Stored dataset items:
┌──
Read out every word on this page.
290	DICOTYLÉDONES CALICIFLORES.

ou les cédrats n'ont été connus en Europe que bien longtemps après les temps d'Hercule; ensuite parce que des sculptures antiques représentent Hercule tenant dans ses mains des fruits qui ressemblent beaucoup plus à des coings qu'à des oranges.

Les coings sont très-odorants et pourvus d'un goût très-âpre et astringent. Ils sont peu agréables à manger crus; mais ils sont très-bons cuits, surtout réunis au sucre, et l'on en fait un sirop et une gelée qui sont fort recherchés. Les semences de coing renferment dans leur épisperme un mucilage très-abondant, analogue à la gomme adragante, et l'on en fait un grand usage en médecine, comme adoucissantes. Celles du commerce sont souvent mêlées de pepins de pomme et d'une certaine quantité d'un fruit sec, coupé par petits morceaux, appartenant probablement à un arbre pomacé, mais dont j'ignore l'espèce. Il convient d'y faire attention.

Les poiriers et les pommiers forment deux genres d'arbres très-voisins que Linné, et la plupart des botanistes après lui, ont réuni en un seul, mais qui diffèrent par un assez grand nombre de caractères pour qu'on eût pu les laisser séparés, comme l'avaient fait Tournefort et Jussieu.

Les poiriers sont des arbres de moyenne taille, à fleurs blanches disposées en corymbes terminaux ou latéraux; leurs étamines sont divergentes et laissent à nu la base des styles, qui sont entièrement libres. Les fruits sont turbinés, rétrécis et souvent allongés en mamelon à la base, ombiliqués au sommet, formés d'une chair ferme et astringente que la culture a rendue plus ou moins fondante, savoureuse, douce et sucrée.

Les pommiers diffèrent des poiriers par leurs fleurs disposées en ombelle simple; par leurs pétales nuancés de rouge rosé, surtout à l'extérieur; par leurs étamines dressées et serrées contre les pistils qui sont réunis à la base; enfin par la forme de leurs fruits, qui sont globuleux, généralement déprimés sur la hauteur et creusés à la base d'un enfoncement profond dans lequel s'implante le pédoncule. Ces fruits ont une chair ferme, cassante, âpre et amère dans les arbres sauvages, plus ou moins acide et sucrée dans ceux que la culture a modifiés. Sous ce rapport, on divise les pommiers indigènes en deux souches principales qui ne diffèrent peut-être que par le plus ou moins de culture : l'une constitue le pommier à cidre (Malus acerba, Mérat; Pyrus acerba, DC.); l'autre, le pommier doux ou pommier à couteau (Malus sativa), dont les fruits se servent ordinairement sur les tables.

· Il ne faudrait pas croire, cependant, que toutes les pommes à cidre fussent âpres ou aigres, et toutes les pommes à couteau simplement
└──
• **Exercise aim**
Look through the material above. Copy each line where the word "fait" appears.

• **Response to the task**
Les coings sont très-odorants et pourvus d'un goût très-âpre et astringent. Ils sont peu agréables à manger crus; mais ils sont très-bons cuits, surtout réunis au sucre, et l'on en fait un sirop et une gelée qui sont fort recherchés. Les semences de coing renferment dans leur épisperme un mucilage très-abondant, analogue à la gomme adragante, et l'on en fait un grand usage en médecine, comme adoucissantes. Celles du commerce sont souvent mêlées de pepins de pomme et d'une certaine quantité d'un fruit sec, coupé par petits morceaux, appartenant probablement à un arbre pomacé, mais dont j'ignore l'espèce. Il convient d'y faire attention.
Les poiriers et les pommiers forment deux genres d'arbres très-voisins que Linné, et la plupart des botanistes après lui, ont réuni en un seul, mais qui diffèrent par un assez grand nombre de caractères pour qu'on eût pu les laisser séparés, comme l'avaient fait Tournefort et Jussieu.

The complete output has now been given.